====== Records shown
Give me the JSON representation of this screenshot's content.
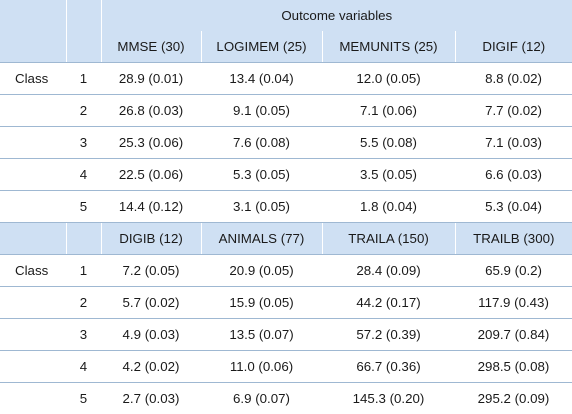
{
  "table": {
    "title": "Outcome variables",
    "row_label": "Class",
    "block1": {
      "headers": [
        "MMSE (30)",
        "LOGIMEM (25)",
        "MEMUNITS (25)",
        "DIGIF (12)"
      ],
      "rows": [
        {
          "cls": "1",
          "cells": [
            "28.9 (0.01)",
            "13.4 (0.04)",
            "12.0 (0.05)",
            "8.8 (0.02)"
          ]
        },
        {
          "cls": "2",
          "cells": [
            "26.8 (0.03)",
            "9.1 (0.05)",
            "7.1 (0.06)",
            "7.7 (0.02)"
          ]
        },
        {
          "cls": "3",
          "cells": [
            "25.3 (0.06)",
            "7.6 (0.08)",
            "5.5 (0.08)",
            "7.1 (0.03)"
          ]
        },
        {
          "cls": "4",
          "cells": [
            "22.5 (0.06)",
            "5.3 (0.05)",
            "3.5 (0.05)",
            "6.6 (0.03)"
          ]
        },
        {
          "cls": "5",
          "cells": [
            "14.4 (0.12)",
            "3.1 (0.05)",
            "1.8 (0.04)",
            "5.3 (0.04)"
          ]
        }
      ]
    },
    "block2": {
      "headers": [
        "DIGIB (12)",
        "ANIMALS (77)",
        "TRAILA (150)",
        "TRAILB (300)"
      ],
      "rows": [
        {
          "cls": "1",
          "cells": [
            "7.2 (0.05)",
            "20.9 (0.05)",
            "28.4 (0.09)",
            "65.9 (0.2)"
          ]
        },
        {
          "cls": "2",
          "cells": [
            "5.7 (0.02)",
            "15.9 (0.05)",
            "44.2 (0.17)",
            "117.9 (0.43)"
          ]
        },
        {
          "cls": "3",
          "cells": [
            "4.9 (0.03)",
            "13.5 (0.07)",
            "57.2 (0.39)",
            "209.7 (0.84)"
          ]
        },
        {
          "cls": "4",
          "cells": [
            "4.2 (0.02)",
            "11.0 (0.06)",
            "66.7 (0.36)",
            "298.5 (0.08)"
          ]
        },
        {
          "cls": "5",
          "cells": [
            "2.7 (0.03)",
            "6.9 (0.07)",
            "145.3 (0.20)",
            "295.2 (0.09)"
          ]
        }
      ]
    }
  }
}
============
◆ Your goal ◆
Omit the pictures. Transcribe every record exactly.

◆ Result of this exercise ◆
Give me the JSON representation of this screenshot's content.
{
  "table": {
    "title": "Outcome variables",
    "row_label": "Class",
    "block1": {
      "headers": [
        "MMSE (30)",
        "LOGIMEM (25)",
        "MEMUNITS (25)",
        "DIGIF (12)"
      ],
      "rows": [
        {
          "cls": "1",
          "cells": [
            "28.9 (0.01)",
            "13.4 (0.04)",
            "12.0 (0.05)",
            "8.8 (0.02)"
          ]
        },
        {
          "cls": "2",
          "cells": [
            "26.8 (0.03)",
            "9.1 (0.05)",
            "7.1 (0.06)",
            "7.7 (0.02)"
          ]
        },
        {
          "cls": "3",
          "cells": [
            "25.3 (0.06)",
            "7.6 (0.08)",
            "5.5 (0.08)",
            "7.1 (0.03)"
          ]
        },
        {
          "cls": "4",
          "cells": [
            "22.5 (0.06)",
            "5.3 (0.05)",
            "3.5 (0.05)",
            "6.6 (0.03)"
          ]
        },
        {
          "cls": "5",
          "cells": [
            "14.4 (0.12)",
            "3.1 (0.05)",
            "1.8 (0.04)",
            "5.3 (0.04)"
          ]
        }
      ]
    },
    "block2": {
      "headers": [
        "DIGIB (12)",
        "ANIMALS (77)",
        "TRAILA (150)",
        "TRAILB (300)"
      ],
      "rows": [
        {
          "cls": "1",
          "cells": [
            "7.2 (0.05)",
            "20.9 (0.05)",
            "28.4 (0.09)",
            "65.9 (0.2)"
          ]
        },
        {
          "cls": "2",
          "cells": [
            "5.7 (0.02)",
            "15.9 (0.05)",
            "44.2 (0.17)",
            "117.9 (0.43)"
          ]
        },
        {
          "cls": "3",
          "cells": [
            "4.9 (0.03)",
            "13.5 (0.07)",
            "57.2 (0.39)",
            "209.7 (0.84)"
          ]
        },
        {
          "cls": "4",
          "cells": [
            "4.2 (0.02)",
            "11.0 (0.06)",
            "66.7 (0.36)",
            "298.5 (0.08)"
          ]
        },
        {
          "cls": "5",
          "cells": [
            "2.7 (0.03)",
            "6.9 (0.07)",
            "145.3 (0.20)",
            "295.2 (0.09)"
          ]
        }
      ]
    }
  }
}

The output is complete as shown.